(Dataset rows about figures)
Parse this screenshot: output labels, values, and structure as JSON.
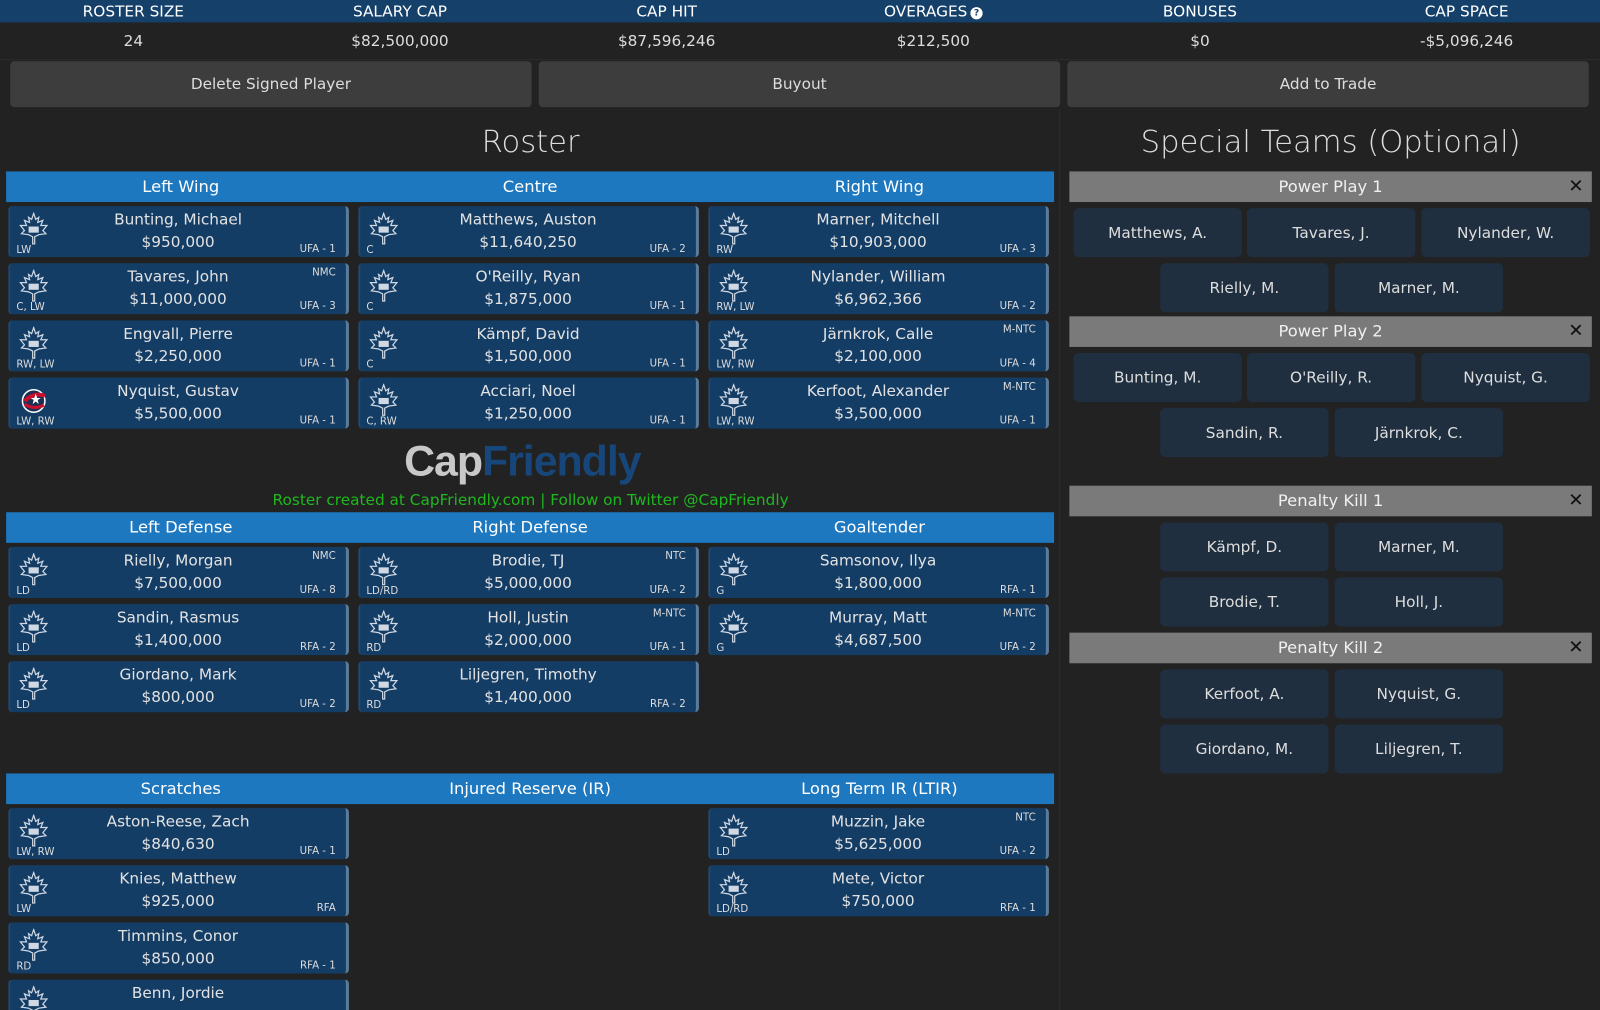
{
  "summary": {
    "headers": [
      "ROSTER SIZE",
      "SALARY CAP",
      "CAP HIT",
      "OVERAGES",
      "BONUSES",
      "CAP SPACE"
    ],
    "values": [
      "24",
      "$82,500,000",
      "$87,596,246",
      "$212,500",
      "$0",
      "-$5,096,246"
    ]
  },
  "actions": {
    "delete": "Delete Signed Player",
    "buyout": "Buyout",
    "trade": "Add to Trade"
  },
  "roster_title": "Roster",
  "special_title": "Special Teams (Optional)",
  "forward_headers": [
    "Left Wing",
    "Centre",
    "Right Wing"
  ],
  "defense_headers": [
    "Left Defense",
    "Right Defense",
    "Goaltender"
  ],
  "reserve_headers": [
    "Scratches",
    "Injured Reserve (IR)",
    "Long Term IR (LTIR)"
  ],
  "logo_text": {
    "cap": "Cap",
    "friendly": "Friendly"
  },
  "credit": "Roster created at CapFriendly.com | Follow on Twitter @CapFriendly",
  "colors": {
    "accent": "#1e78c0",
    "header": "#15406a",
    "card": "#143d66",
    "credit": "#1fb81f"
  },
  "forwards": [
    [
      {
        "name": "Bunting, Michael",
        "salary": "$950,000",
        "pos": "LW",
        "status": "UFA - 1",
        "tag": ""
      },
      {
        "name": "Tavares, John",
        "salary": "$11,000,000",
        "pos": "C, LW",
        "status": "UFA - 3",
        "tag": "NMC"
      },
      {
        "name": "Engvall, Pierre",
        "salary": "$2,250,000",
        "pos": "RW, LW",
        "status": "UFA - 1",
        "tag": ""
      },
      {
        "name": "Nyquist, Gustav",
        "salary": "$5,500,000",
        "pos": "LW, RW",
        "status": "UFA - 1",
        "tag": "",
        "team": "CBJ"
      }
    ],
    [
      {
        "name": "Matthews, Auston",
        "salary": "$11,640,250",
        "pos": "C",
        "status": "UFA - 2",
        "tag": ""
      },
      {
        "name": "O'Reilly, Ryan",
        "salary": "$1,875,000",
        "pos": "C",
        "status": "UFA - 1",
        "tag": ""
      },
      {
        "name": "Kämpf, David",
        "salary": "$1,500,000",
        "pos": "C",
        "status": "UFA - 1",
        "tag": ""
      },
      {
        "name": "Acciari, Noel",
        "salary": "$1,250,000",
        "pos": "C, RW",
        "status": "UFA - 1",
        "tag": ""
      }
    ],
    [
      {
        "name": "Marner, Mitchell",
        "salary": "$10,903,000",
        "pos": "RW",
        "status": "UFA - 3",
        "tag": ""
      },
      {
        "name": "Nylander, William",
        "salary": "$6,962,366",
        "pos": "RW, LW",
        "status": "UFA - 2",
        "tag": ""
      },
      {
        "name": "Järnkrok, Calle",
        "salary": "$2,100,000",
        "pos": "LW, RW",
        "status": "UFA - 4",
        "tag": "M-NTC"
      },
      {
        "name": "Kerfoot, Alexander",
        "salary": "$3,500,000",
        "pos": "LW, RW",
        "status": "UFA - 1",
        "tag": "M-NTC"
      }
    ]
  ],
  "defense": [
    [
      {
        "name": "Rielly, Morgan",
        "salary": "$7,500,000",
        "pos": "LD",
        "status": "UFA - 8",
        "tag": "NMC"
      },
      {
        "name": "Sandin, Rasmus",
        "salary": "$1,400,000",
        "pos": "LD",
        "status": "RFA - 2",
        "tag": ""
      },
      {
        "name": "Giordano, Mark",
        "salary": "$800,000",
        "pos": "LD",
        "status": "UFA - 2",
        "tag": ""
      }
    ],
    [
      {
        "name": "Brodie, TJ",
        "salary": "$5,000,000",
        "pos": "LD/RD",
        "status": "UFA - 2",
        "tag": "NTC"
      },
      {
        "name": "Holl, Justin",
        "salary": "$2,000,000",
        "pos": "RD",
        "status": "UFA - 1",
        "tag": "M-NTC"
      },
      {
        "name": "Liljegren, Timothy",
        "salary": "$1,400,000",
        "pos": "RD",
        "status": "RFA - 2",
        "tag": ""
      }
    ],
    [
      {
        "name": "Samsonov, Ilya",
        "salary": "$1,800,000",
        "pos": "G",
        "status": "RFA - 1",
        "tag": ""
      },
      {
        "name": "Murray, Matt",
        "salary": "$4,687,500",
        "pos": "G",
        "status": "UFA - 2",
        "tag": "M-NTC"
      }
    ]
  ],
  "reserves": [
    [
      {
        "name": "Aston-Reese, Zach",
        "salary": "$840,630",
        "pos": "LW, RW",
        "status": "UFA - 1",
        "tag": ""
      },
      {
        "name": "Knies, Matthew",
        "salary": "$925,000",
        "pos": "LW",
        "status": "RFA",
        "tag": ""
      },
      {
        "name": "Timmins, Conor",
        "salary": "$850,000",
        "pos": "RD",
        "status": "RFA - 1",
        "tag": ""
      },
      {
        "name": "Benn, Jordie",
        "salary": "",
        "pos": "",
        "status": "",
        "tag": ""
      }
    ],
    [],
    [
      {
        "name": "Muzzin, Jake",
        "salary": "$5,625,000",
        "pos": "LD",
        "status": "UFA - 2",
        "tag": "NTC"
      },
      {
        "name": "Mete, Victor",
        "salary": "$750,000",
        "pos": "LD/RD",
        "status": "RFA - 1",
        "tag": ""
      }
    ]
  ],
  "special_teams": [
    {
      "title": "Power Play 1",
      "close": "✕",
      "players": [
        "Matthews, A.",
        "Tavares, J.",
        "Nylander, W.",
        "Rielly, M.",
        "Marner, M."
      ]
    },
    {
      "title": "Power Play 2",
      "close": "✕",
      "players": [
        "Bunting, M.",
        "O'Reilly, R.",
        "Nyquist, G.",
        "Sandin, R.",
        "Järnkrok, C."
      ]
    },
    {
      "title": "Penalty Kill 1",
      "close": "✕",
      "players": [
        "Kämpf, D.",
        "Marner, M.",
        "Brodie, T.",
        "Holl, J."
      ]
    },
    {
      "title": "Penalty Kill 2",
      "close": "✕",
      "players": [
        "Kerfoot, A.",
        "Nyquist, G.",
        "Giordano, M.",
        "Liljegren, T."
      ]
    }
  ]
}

* * *

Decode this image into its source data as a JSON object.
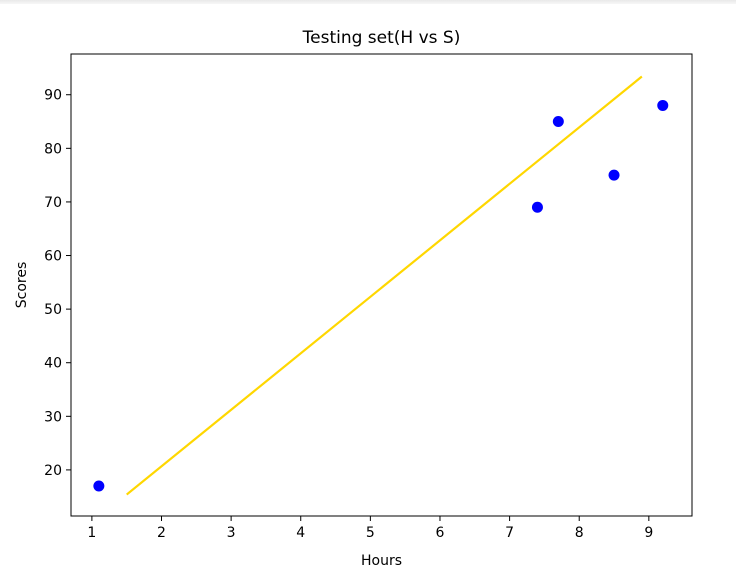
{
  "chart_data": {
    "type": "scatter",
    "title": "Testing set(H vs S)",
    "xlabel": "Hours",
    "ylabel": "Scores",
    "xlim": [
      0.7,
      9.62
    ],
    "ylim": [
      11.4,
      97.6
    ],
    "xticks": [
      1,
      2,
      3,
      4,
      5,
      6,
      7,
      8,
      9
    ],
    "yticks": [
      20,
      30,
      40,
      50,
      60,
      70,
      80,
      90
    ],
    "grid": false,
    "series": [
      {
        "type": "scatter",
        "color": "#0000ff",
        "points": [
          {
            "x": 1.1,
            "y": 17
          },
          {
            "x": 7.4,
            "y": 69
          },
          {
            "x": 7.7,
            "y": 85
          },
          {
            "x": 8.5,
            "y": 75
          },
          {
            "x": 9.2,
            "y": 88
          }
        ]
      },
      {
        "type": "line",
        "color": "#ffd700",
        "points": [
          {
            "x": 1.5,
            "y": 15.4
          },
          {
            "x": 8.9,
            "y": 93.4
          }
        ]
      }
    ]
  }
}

* * *

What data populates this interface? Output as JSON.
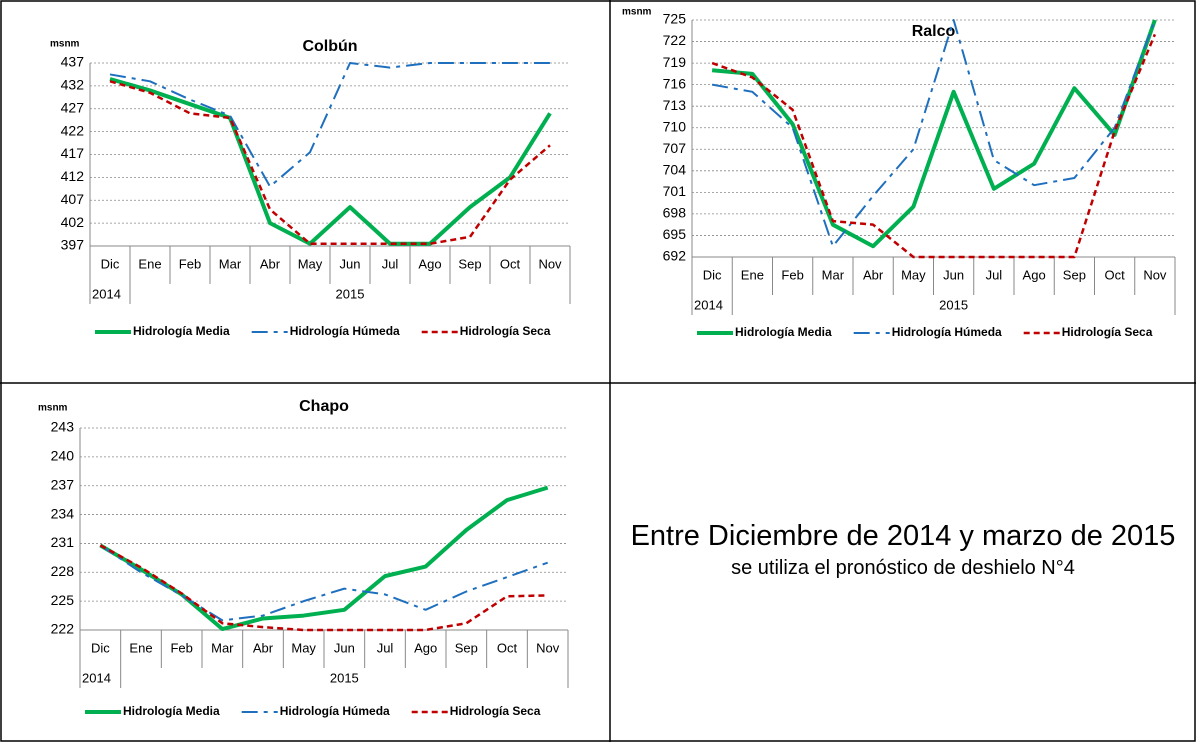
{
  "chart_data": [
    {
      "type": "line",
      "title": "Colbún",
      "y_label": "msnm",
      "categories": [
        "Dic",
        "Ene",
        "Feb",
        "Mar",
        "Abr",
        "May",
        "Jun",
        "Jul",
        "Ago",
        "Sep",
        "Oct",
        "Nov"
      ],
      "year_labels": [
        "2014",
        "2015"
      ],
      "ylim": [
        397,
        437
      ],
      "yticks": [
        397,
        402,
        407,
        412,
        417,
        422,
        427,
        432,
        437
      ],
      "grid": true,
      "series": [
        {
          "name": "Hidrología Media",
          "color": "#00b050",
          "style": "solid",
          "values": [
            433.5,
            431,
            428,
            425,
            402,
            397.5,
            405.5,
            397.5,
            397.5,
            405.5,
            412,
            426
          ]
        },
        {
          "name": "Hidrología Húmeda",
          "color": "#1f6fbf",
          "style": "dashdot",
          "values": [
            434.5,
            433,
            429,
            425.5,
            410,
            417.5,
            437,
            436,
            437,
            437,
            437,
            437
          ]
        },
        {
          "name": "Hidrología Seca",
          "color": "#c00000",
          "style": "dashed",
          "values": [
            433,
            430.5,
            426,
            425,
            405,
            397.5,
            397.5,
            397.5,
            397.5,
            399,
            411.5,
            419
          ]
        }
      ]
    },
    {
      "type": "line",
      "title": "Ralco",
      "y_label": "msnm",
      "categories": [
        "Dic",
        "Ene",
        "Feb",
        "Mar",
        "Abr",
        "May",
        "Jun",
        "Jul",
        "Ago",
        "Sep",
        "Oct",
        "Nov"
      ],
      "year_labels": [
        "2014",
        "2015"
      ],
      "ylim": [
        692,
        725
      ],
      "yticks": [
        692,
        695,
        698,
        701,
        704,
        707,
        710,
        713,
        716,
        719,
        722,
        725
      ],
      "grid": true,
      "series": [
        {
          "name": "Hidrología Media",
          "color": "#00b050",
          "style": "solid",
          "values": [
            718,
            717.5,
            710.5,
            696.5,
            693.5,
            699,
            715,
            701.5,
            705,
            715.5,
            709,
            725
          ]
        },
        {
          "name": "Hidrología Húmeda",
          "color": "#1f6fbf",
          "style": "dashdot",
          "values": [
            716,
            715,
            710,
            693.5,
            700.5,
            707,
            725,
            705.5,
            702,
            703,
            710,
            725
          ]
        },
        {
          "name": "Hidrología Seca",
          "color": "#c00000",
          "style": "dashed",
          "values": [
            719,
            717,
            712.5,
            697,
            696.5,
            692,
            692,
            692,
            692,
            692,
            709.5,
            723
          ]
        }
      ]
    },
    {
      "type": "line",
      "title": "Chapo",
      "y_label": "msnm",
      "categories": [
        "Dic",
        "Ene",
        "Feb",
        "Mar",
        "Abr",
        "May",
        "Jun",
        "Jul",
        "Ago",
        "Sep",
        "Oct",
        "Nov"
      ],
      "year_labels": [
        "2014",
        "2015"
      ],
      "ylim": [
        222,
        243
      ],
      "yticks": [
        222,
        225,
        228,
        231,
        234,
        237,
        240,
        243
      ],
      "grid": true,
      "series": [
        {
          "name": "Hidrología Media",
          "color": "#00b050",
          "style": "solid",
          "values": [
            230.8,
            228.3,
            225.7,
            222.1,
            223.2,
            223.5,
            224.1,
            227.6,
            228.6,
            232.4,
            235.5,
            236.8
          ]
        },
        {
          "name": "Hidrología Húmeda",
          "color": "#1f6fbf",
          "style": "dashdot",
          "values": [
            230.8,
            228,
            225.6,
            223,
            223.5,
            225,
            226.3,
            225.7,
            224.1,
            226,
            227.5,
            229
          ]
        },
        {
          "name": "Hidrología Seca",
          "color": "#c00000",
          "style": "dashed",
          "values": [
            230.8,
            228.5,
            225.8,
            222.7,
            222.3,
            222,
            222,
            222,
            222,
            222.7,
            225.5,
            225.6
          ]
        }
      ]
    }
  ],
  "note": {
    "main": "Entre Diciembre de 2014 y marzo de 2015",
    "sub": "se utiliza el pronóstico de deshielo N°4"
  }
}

TO DO
Report how many lines of the entries hold the word "Liljegren". Nothing else is needed.

SOLUTION BELOW
2